◆ **Exercise details**:
Each line below should be retyped exactly, with no pictures.

━━━━━━━━━━

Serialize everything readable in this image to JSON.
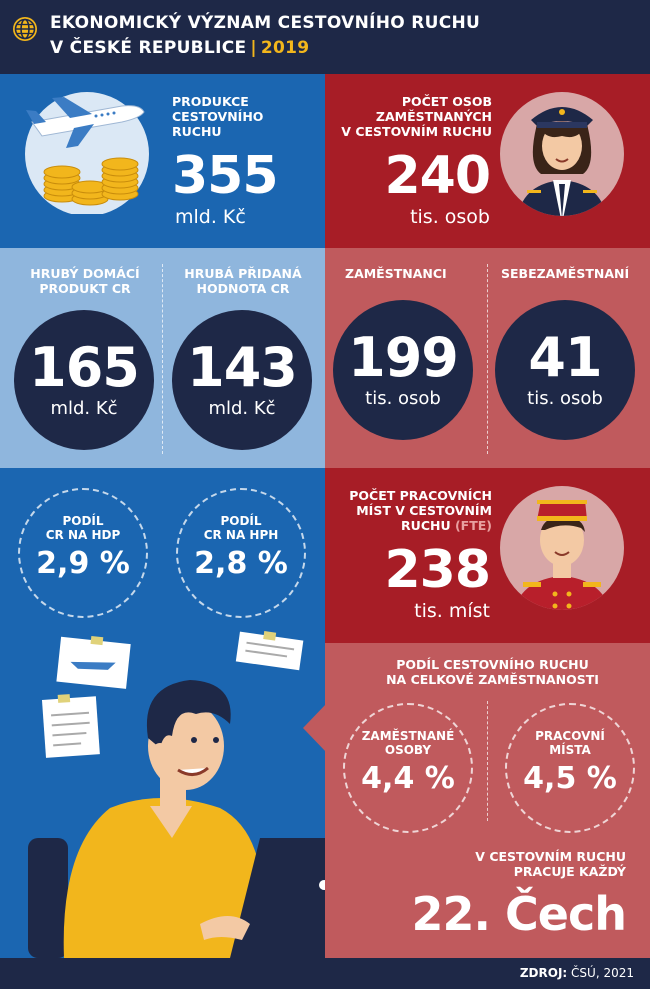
{
  "header": {
    "title_line1": "EKONOMICKÝ VÝZNAM CESTOVNÍHO RUCHU",
    "title_line2": "V ČESKÉ REPUBLICE",
    "year": "2019",
    "icon": "globe-icon"
  },
  "production": {
    "label_l1": "PRODUKCE",
    "label_l2": "CESTOVNÍHO",
    "label_l3": "RUCHU",
    "value": "355",
    "unit": "mld. Kč"
  },
  "employed": {
    "label_l1": "POČET OSOB",
    "label_l2": "ZAMĚSTNANÝCH",
    "label_l3": "V CESTOVNÍM RUCHU",
    "value": "240",
    "unit": "tis. osob"
  },
  "gdp": {
    "label_l1": "HRUBÝ DOMÁCÍ",
    "label_l2": "PRODUKT CR",
    "value": "165",
    "unit": "mld. Kč"
  },
  "gva": {
    "label_l1": "HRUBÁ PŘIDANÁ",
    "label_l2": "HODNOTA CR",
    "value": "143",
    "unit": "mld. Kč"
  },
  "employees": {
    "label": "ZAMĚSTNANCI",
    "value": "199",
    "unit": "tis. osob"
  },
  "selfemployed": {
    "label": "SEBEZAMĚSTNANÍ",
    "value": "41",
    "unit": "tis. osob"
  },
  "share_gdp": {
    "label_l1": "PODÍL",
    "label_l2": "CR NA HDP",
    "value": "2,9 %"
  },
  "share_gva": {
    "label_l1": "PODÍL",
    "label_l2": "CR NA HPH",
    "value": "2,8 %"
  },
  "jobs": {
    "label_l1": "POČET PRACOVNÍCH",
    "label_l2": "MÍST V CESTOVNÍM",
    "label_l3": "RUCHU",
    "label_fte": "(FTE)",
    "value": "238",
    "unit": "tis. míst"
  },
  "employment_share": {
    "title_l1": "PODÍL CESTOVNÍHO RUCHU",
    "title_l2": "NA CELKOVÉ ZAMĚSTNANOSTI",
    "persons_l1": "ZAMĚSTNANÉ",
    "persons_l2": "OSOBY",
    "persons_value": "4,4 %",
    "places_l1": "PRACOVNÍ",
    "places_l2": "MÍSTA",
    "places_value": "4,5 %"
  },
  "every": {
    "text_l1": "V CESTOVNÍM RUCHU",
    "text_l2": "PRACUJE KAŽDÝ",
    "value": "22. Čech"
  },
  "footer": {
    "source_label": "ZDROJ:",
    "source_value": "ČSÚ, 2021"
  },
  "colors": {
    "navy": "#1e2847",
    "blue": "#1b66b1",
    "light_blue": "#8fb6dd",
    "red": "#a71d26",
    "rose": "#c05a5d",
    "accent_yellow": "#f2b61c",
    "fte": "#e8a0a0"
  }
}
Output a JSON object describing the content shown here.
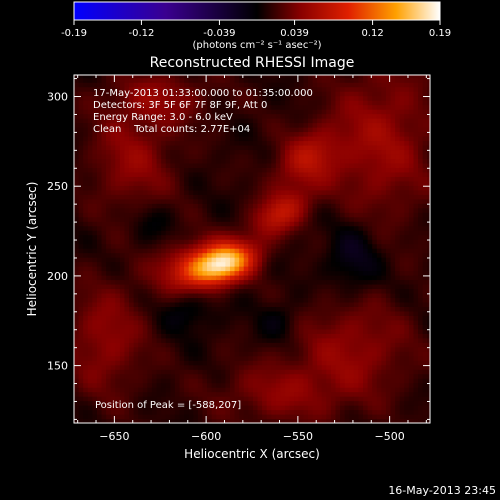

━━━━━━━━━━

◆ **Output for this task**:
Serialize everything readable in this image to JSON.
{
  "header": {
    "title_line1": "EKONOMICKÝ VÝZNAM CESTOVNÍHO RUCHU",
    "title_line2": "V ČESKÉ REPUBLICE",
    "year": "2019",
    "icon": "globe-icon"
  },
  "production": {
    "label_l1": "PRODUKCE",
    "label_l2": "CESTOVNÍHO",
    "label_l3": "RUCHU",
    "value": "355",
    "unit": "mld. Kč"
  },
  "employed": {
    "label_l1": "POČET OSOB",
    "label_l2": "ZAMĚSTNANÝCH",
    "label_l3": "V CESTOVNÍM RUCHU",
    "value": "240",
    "unit": "tis. osob"
  },
  "gdp": {
    "label_l1": "HRUBÝ DOMÁCÍ",
    "label_l2": "PRODUKT CR",
    "value": "165",
    "unit": "mld. Kč"
  },
  "gva": {
    "label_l1": "HRUBÁ PŘIDANÁ",
    "label_l2": "HODNOTA CR",
    "value": "143",
    "unit": "mld. Kč"
  },
  "employees": {
    "label": "ZAMĚSTNANCI",
    "value": "199",
    "unit": "tis. osob"
  },
  "selfemployed": {
    "label": "SEBEZAMĚSTNANÍ",
    "value": "41",
    "unit": "tis. osob"
  },
  "share_gdp": {
    "label_l1": "PODÍL",
    "label_l2": "CR NA HDP",
    "value": "2,9 %"
  },
  "share_gva": {
    "label_l1": "PODÍL",
    "label_l2": "CR NA HPH",
    "value": "2,8 %"
  },
  "jobs": {
    "label_l1": "POČET PRACOVNÍCH",
    "label_l2": "MÍST V CESTOVNÍM",
    "label_l3": "RUCHU",
    "label_fte": "(FTE)",
    "value": "238",
    "unit": "tis. míst"
  },
  "employment_share": {
    "title_l1": "PODÍL CESTOVNÍHO RUCHU",
    "title_l2": "NA CELKOVÉ ZAMĚSTNANOSTI",
    "persons_l1": "ZAMĚSTNANÉ",
    "persons_l2": "OSOBY",
    "persons_value": "4,4 %",
    "places_l1": "PRACOVNÍ",
    "places_l2": "MÍSTA",
    "places_value": "4,5 %"
  },
  "every": {
    "text_l1": "V CESTOVNÍM RUCHU",
    "text_l2": "PRACUJE KAŽDÝ",
    "value": "22. Čech"
  },
  "footer": {
    "source_label": "ZDROJ:",
    "source_value": "ČSÚ, 2021"
  },
  "colors": {
    "navy": "#1e2847",
    "blue": "#1b66b1",
    "light_blue": "#8fb6dd",
    "red": "#a71d26",
    "rose": "#c05a5d",
    "accent_yellow": "#f2b61c",
    "fte": "#e8a0a0"
  }
}
Output a JSON object describing the content shown here.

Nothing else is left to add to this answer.